§ **DATA IN THIS EXERCISE**:

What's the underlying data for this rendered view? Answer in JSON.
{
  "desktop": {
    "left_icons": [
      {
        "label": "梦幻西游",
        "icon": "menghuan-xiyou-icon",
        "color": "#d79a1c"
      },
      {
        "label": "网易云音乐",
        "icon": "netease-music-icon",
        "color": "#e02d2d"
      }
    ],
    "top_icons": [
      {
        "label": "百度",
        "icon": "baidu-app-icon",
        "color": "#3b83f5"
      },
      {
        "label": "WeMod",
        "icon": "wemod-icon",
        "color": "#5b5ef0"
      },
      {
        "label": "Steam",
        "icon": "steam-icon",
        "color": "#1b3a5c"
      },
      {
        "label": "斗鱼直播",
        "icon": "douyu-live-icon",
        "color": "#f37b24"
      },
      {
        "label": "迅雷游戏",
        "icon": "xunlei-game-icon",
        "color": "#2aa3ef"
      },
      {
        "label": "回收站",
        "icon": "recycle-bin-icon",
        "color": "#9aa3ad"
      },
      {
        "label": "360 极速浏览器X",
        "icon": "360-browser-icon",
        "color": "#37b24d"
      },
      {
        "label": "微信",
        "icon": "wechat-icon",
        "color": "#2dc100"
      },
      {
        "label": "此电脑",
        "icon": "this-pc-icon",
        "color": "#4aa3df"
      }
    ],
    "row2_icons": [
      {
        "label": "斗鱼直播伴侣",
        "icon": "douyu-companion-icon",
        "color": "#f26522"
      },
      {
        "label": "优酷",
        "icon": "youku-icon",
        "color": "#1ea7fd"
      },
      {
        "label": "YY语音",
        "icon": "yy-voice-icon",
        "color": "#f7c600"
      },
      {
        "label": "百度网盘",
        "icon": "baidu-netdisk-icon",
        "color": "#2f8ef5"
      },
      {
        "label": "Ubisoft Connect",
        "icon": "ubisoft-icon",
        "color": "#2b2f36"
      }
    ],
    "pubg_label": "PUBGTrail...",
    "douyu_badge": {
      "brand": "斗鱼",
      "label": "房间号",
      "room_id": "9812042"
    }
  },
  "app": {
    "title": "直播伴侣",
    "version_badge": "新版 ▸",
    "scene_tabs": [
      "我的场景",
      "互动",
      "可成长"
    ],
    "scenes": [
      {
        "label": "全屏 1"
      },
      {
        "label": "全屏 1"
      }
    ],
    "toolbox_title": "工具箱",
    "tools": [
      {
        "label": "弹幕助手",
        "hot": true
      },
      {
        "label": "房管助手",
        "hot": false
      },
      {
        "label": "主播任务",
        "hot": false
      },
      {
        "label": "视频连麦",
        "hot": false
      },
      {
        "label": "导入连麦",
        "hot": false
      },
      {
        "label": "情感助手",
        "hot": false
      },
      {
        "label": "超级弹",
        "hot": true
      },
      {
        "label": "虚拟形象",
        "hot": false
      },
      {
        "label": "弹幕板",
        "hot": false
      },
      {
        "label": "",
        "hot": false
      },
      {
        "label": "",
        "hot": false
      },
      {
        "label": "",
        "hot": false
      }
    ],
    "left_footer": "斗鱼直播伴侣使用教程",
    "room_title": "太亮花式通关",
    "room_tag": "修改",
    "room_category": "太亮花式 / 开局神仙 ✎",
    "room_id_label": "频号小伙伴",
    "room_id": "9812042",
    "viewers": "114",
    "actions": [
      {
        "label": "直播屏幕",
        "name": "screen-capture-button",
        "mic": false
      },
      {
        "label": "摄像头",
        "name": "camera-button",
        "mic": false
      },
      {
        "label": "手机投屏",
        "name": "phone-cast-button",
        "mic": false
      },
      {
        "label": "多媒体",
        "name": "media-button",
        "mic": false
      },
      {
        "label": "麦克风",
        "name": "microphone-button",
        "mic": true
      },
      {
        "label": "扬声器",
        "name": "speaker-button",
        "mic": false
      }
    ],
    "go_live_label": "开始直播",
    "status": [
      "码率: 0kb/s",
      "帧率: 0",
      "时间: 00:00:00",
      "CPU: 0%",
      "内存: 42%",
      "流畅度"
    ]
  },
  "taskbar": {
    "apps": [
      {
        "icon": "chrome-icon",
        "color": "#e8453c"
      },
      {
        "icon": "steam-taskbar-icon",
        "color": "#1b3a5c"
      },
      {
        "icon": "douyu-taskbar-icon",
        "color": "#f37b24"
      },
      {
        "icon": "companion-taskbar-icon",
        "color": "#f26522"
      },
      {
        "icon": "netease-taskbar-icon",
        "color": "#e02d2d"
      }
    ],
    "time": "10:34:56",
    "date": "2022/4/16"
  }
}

§ **STATED TASK**: Your answer should be a single number: the count of lines containing the word "baidu".

§ **ANSWER TO THIS PROBLEM**: 2